» Exercise instructions
Write out all the lines again, precisely as they stand, but without the images.
:: Task material
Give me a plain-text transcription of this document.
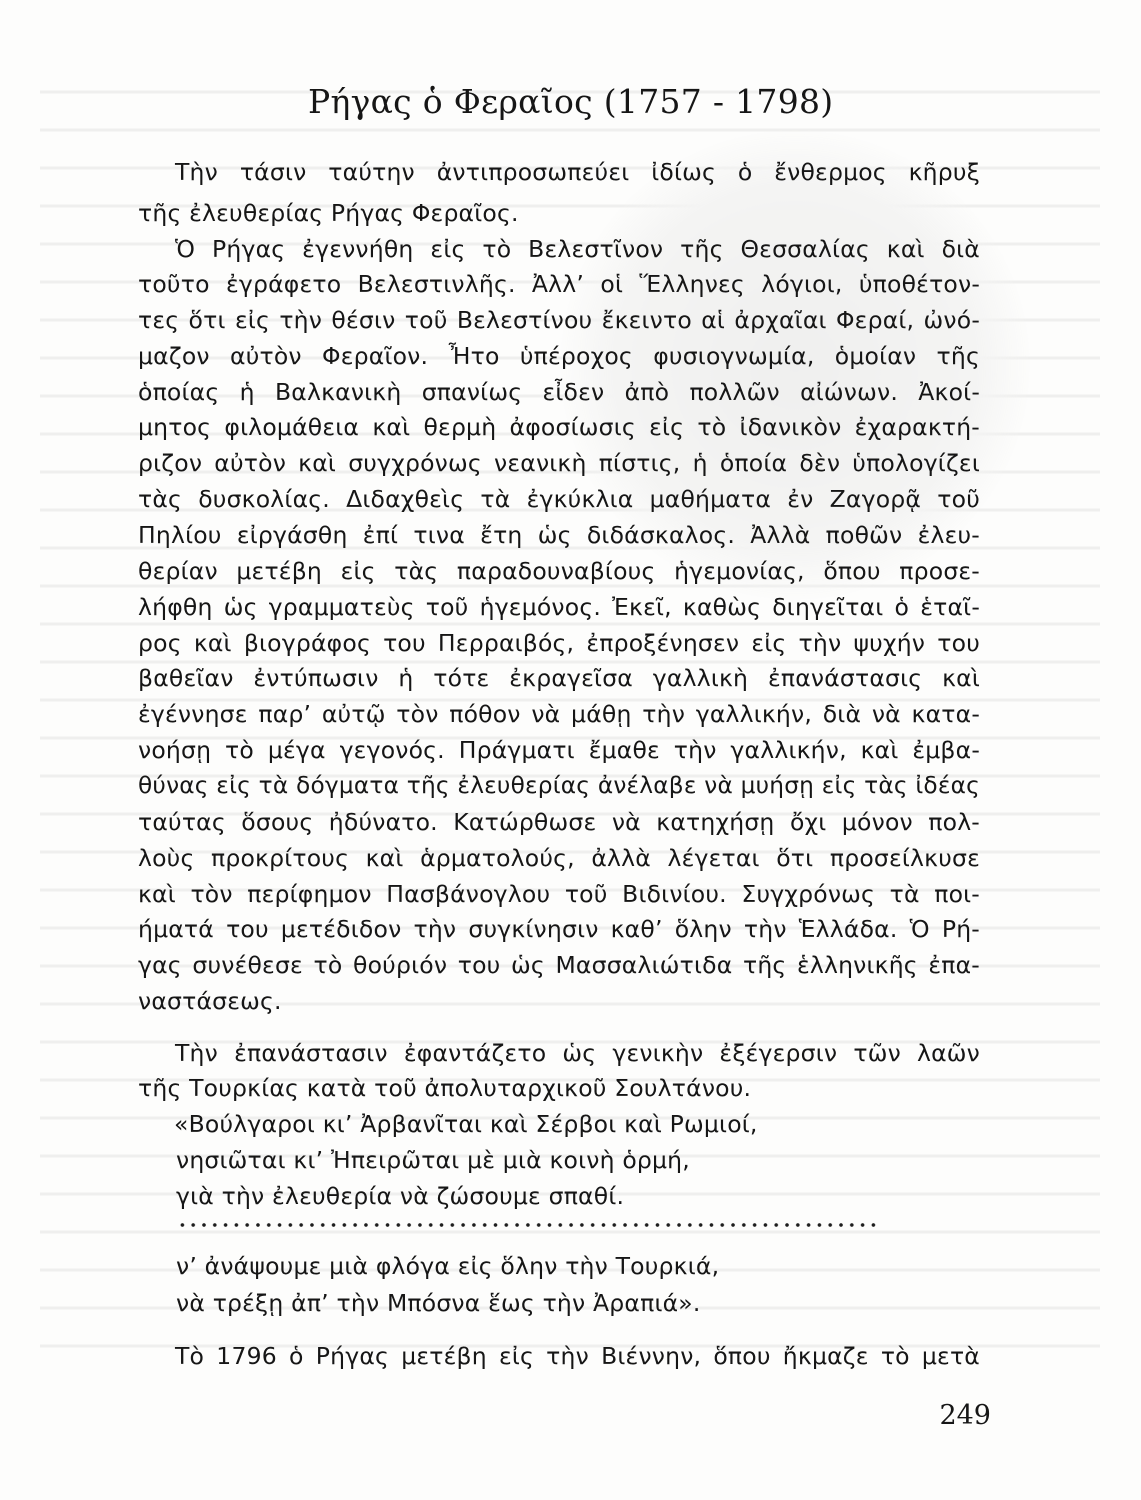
Ρήγας ὁ Φεραῖος (1757 - 1798)
Τὴν τάσιν ταύτην ἀντιπροσωπεύει ἰδίως ὁ ἔνθερμος κῆρυξ
τῆς ἐλευθερίας Ρήγας Φεραῖος.
Ὁ Ρήγας ἐγεννήθη εἰς τὸ Βελεστῖνον τῆς Θεσσαλίας καὶ διὰ
τοῦτο ἐγράφετο Βελεστινλῆς. Ἀλλ’ οἱ Ἕλληνες λόγιοι, ὑποθέτον-
τες ὅτι εἰς τὴν θέσιν τοῦ Βελεστίνου ἔκειντο αἱ ἀρχαῖαι Φεραί, ὠνό-
μαζον αὐτὸν Φεραῖον. Ἦτο ὑπέροχος φυσιογνωμία, ὁμοίαν τῆς
ὁποίας ἡ Βαλκανικὴ σπανίως εἶδεν ἀπὸ πολλῶν αἰώνων. Ἀκοί-
μητος φιλομάθεια καὶ θερμὴ ἀφοσίωσις εἰς τὸ ἰδανικὸν ἐχαρακτή-
ριζον αὐτὸν καὶ συγχρόνως νεανικὴ πίστις, ἡ ὁποία δὲν ὑπολογίζει
τὰς δυσκολίας. Διδαχθεὶς τὰ ἐγκύκλια μαθήματα ἐν Ζαγορᾷ τοῦ
Πηλίου εἰργάσθη ἐπί τινα ἔτη ὡς διδάσκαλος. Ἀλλὰ ποθῶν ἐλευ-
θερίαν μετέβη εἰς τὰς παραδουναβίους ἡγεμονίας, ὅπου προσε-
λήφθη ὡς γραμματεὺς τοῦ ἡγεμόνος. Ἐκεῖ, καθὼς διηγεῖται ὁ ἑταῖ-
ρος καὶ βιογράφος του Περραιβός, ἐπροξένησεν εἰς τὴν ψυχήν του
βαθεῖαν ἐντύπωσιν ἡ τότε ἐκραγεῖσα γαλλικὴ ἐπανάστασις καὶ
ἐγέννησε παρ’ αὐτῷ τὸν πόθον νὰ μάθῃ τὴν γαλλικήν, διὰ νὰ κατα-
νοήσῃ τὸ μέγα γεγονός. Πράγματι ἔμαθε τὴν γαλλικήν, καὶ ἐμβα-
θύνας εἰς τὰ δόγματα τῆς ἐλευθερίας ἀνέλαβε νὰ μυήσῃ εἰς τὰς ἰδέας
ταύτας ὅσους ἠδύνατο. Κατώρθωσε νὰ κατηχήσῃ ὄχι μόνον πολ-
λοὺς προκρίτους καὶ ἁρματολούς, ἀλλὰ λέγεται ὅτι προσείλκυσε
καὶ τὸν περίφημον Πασβάνογλου τοῦ Βιδινίου. Συγχρόνως τὰ ποι-
ήματά του μετέδιδον τὴν συγκίνησιν καθ’ ὅλην τὴν Ἑλλάδα. Ὁ Ρή-
γας συνέθεσε τὸ θούριόν του ὡς Μασσαλιώτιδα τῆς ἑλληνικῆς ἐπα-
ναστάσεως.
Τὴν ἐπανάστασιν ἐφαντάζετο ὡς γενικὴν ἐξέγερσιν τῶν λαῶν
τῆς Τουρκίας κατὰ τοῦ ἀπολυταρχικοῦ Σουλτάνου.
«Βούλγαροι κι’ Ἀρβανῖται καὶ Σέρβοι καὶ Ρωμιοί,
νησιῶται κι’ Ἠπειρῶται μὲ μιὰ κοινὴ ὁρμή,
γιὰ τὴν ἐλευθερία νὰ ζώσουμε σπαθί.
ν’ ἀνάψουμε μιὰ φλόγα εἰς ὅλην τὴν Τουρκιά,
νὰ τρέξῃ ἀπ’ τὴν Μπόσνα ἕως τὴν Ἀραπιά».
Τὸ 1796 ὁ Ρήγας μετέβη εἰς τὴν Βιέννην, ὅπου ἤκμαζε τὸ μετὰ

249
::::
» Exercise result
Give me a plain-text transcription of this document.
Ρήγας ὁ Φεραῖος (1757 - 1798)
Τὴν τάσιν ταύτην ἀντιπροσωπεύει ἰδίως ὁ ἔνθερμος κῆρυξ
τῆς ἐλευθερίας Ρήγας Φεραῖος.
Ὁ Ρήγας ἐγεννήθη εἰς τὸ Βελεστῖνον τῆς Θεσσαλίας καὶ διὰ
τοῦτο ἐγράφετο Βελεστινλῆς. Ἀλλ’ οἱ Ἕλληνες λόγιοι, ὑποθέτον-
τες ὅτι εἰς τὴν θέσιν τοῦ Βελεστίνου ἔκειντο αἱ ἀρχαῖαι Φεραί, ὠνό-
μαζον αὐτὸν Φεραῖον. Ἦτο ὑπέροχος φυσιογνωμία, ὁμοίαν τῆς
ὁποίας ἡ Βαλκανικὴ σπανίως εἶδεν ἀπὸ πολλῶν αἰώνων. Ἀκοί-
μητος φιλομάθεια καὶ θερμὴ ἀφοσίωσις εἰς τὸ ἰδανικὸν ἐχαρακτή-
ριζον αὐτὸν καὶ συγχρόνως νεανικὴ πίστις, ἡ ὁποία δὲν ὑπολογίζει
τὰς δυσκολίας. Διδαχθεὶς τὰ ἐγκύκλια μαθήματα ἐν Ζαγορᾷ τοῦ
Πηλίου εἰργάσθη ἐπί τινα ἔτη ὡς διδάσκαλος. Ἀλλὰ ποθῶν ἐλευ-
θερίαν μετέβη εἰς τὰς παραδουναβίους ἡγεμονίας, ὅπου προσε-
λήφθη ὡς γραμματεὺς τοῦ ἡγεμόνος. Ἐκεῖ, καθὼς διηγεῖται ὁ ἑταῖ-
ρος καὶ βιογράφος του Περραιβός, ἐπροξένησεν εἰς τὴν ψυχήν του
βαθεῖαν ἐντύπωσιν ἡ τότε ἐκραγεῖσα γαλλικὴ ἐπανάστασις καὶ
ἐγέννησε παρ’ αὐτῷ τὸν πόθον νὰ μάθῃ τὴν γαλλικήν, διὰ νὰ κατα-
νοήσῃ τὸ μέγα γεγονός. Πράγματι ἔμαθε τὴν γαλλικήν, καὶ ἐμβα-
θύνας εἰς τὰ δόγματα τῆς ἐλευθερίας ἀνέλαβε νὰ μυήσῃ εἰς τὰς ἰδέας
ταύτας ὅσους ἠδύνατο. Κατώρθωσε νὰ κατηχήσῃ ὄχι μόνον πολ-
λοὺς προκρίτους καὶ ἁρματολούς, ἀλλὰ λέγεται ὅτι προσείλκυσε
καὶ τὸν περίφημον Πασβάνογλου τοῦ Βιδινίου. Συγχρόνως τὰ ποι-
ήματά του μετέδιδον τὴν συγκίνησιν καθ’ ὅλην τὴν Ἑλλάδα. Ὁ Ρή-
γας συνέθεσε τὸ θούριόν του ὡς Μασσαλιώτιδα τῆς ἑλληνικῆς ἐπα-
ναστάσεως.
Τὴν ἐπανάστασιν ἐφαντάζετο ὡς γενικὴν ἐξέγερσιν τῶν λαῶν
τῆς Τουρκίας κατὰ τοῦ ἀπολυταρχικοῦ Σουλτάνου.
«Βούλγαροι κι’ Ἀρβανῖται καὶ Σέρβοι καὶ Ρωμιοί,
νησιῶται κι’ Ἠπειρῶται μὲ μιὰ κοινὴ ὁρμή,
γιὰ τὴν ἐλευθερία νὰ ζώσουμε σπαθί.
ν’ ἀνάψουμε μιὰ φλόγα εἰς ὅλην τὴν Τουρκιά,
νὰ τρέξῃ ἀπ’ τὴν Μπόσνα ἕως τὴν Ἀραπιά».
Τὸ 1796 ὁ Ρήγας μετέβη εἰς τὴν Βιέννην, ὅπου ἤκμαζε τὸ μετὰ

249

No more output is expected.